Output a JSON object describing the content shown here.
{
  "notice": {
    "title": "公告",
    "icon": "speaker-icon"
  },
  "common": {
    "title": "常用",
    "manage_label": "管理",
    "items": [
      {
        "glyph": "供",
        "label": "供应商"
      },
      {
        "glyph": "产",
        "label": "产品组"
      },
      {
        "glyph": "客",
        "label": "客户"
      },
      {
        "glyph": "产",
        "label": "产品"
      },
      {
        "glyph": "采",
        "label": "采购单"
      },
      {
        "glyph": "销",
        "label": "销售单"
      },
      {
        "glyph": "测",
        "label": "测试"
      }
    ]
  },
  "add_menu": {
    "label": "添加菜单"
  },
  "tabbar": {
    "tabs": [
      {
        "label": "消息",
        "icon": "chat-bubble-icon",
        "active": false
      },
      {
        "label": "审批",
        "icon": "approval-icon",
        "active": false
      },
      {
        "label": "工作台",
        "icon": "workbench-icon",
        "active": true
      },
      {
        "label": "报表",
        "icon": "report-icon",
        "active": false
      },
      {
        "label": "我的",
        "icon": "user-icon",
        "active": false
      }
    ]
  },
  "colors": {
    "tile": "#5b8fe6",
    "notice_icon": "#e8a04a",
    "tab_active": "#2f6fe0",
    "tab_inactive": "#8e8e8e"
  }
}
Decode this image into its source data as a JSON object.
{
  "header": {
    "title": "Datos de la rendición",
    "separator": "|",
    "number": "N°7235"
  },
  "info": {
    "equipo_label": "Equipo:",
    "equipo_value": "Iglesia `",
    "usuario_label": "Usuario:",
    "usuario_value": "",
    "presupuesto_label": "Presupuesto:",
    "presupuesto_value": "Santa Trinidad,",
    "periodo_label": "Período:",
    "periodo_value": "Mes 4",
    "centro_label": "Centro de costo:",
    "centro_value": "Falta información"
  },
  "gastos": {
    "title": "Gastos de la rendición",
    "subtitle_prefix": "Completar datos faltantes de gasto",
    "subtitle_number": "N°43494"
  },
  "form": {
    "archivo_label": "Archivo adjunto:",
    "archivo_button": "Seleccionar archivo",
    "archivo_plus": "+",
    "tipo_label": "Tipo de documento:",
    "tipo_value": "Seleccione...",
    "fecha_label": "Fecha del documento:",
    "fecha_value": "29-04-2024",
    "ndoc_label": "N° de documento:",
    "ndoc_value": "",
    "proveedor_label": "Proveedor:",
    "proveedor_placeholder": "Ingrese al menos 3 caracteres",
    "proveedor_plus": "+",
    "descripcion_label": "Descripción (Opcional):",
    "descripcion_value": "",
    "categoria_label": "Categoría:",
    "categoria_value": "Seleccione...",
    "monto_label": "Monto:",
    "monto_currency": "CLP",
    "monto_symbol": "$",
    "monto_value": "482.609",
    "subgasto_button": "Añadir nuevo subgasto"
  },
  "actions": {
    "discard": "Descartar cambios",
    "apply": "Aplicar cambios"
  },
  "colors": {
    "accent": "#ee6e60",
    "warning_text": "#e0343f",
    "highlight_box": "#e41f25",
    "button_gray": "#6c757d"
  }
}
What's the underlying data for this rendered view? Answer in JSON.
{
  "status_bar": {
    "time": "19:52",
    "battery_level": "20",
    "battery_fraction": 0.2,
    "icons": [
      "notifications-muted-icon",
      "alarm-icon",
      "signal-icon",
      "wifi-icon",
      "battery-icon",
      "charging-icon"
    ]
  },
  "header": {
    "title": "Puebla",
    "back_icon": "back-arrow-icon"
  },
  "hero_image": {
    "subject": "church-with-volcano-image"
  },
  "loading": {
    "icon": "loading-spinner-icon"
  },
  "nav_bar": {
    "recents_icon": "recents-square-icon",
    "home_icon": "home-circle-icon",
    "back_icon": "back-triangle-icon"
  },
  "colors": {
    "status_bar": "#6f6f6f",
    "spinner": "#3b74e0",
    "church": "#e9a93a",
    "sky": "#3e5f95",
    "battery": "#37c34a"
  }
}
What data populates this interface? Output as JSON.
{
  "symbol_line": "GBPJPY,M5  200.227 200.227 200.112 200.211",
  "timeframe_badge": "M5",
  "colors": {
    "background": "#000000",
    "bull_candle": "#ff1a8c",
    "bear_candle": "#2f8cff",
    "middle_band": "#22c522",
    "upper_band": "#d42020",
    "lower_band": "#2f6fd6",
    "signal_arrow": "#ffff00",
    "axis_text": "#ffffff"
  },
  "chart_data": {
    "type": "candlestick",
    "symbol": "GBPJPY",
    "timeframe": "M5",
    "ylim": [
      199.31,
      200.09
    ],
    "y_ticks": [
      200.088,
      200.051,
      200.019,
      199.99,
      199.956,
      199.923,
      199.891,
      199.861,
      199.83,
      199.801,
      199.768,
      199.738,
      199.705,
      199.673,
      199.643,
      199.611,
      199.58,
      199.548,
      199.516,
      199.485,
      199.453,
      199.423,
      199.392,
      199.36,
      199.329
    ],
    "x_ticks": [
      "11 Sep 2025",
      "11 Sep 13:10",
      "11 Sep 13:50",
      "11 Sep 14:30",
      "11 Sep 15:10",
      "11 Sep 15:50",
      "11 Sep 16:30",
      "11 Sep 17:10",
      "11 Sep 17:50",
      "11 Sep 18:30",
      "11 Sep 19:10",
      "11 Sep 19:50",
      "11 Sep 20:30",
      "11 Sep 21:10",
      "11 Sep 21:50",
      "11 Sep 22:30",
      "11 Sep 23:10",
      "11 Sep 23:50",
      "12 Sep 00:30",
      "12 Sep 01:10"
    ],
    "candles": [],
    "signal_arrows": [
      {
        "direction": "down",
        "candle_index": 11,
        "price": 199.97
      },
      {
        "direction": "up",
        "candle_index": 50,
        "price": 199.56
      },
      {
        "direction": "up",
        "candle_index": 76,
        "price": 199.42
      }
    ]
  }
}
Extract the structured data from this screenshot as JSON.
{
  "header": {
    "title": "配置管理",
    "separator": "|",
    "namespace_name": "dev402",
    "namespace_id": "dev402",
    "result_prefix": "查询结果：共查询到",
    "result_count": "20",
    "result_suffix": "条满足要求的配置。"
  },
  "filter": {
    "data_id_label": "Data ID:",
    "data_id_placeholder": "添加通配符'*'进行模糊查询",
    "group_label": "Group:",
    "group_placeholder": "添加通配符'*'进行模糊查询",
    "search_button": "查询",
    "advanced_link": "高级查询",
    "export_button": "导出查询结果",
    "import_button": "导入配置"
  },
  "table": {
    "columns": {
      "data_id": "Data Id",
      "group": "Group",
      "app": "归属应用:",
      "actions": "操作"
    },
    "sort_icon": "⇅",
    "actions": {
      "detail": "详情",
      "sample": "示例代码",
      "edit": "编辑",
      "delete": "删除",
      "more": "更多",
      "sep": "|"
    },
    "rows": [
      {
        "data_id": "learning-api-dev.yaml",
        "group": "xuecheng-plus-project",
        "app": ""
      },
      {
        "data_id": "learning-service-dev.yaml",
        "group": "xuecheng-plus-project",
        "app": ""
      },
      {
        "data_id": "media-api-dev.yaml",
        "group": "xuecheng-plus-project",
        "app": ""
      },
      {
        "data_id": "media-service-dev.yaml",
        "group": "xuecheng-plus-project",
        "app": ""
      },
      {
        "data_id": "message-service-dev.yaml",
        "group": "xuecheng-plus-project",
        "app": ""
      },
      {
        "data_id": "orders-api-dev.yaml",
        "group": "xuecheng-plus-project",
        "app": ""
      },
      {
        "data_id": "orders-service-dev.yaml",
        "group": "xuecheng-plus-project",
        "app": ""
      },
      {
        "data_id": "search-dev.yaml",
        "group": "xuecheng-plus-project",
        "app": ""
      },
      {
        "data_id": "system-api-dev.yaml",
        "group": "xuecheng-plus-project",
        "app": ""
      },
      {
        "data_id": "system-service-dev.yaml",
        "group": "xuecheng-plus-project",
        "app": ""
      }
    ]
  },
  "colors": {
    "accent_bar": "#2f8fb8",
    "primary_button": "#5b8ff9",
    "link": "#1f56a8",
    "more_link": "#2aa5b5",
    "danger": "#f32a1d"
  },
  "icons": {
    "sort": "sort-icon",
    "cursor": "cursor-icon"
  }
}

## EXERCISE DESCRIPTION
Track down every line holding the string "media" and copy it.

## SOLUTION TO THE EXERCISE
        "data_id": "media-api-dev.yaml",
        "data_id": "media-service-dev.yaml",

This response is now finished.